- Records for this task
────
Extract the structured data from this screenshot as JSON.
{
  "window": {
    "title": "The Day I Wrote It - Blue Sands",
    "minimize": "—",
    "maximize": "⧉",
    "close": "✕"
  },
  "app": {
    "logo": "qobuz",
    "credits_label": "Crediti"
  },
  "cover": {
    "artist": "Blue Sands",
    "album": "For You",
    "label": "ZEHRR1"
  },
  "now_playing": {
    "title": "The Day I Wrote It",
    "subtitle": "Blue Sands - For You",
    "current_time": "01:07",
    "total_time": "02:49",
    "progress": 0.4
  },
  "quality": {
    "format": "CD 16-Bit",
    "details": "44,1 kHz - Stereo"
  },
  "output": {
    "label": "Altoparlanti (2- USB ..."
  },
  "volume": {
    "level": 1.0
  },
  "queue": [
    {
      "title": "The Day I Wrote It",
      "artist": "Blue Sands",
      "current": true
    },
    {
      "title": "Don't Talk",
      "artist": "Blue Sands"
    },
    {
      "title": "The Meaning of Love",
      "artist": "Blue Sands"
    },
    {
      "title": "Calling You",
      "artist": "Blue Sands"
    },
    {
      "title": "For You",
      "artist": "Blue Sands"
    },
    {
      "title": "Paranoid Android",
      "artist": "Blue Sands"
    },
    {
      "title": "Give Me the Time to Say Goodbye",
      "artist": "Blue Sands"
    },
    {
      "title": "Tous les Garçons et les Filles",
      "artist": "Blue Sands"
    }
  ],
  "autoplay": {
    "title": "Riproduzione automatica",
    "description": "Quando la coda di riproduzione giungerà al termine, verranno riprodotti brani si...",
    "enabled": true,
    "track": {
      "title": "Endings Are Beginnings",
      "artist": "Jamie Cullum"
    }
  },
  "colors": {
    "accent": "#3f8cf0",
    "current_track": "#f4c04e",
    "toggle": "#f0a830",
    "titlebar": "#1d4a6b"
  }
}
────
- Challenge
Show, from the listing above, each line that contains the word "Wrote".

- Output for this exercise
    "title": "The Day I Wrote It - Blue Sands",
    "title": "The Day I Wrote It",
      "title": "The Day I Wrote It",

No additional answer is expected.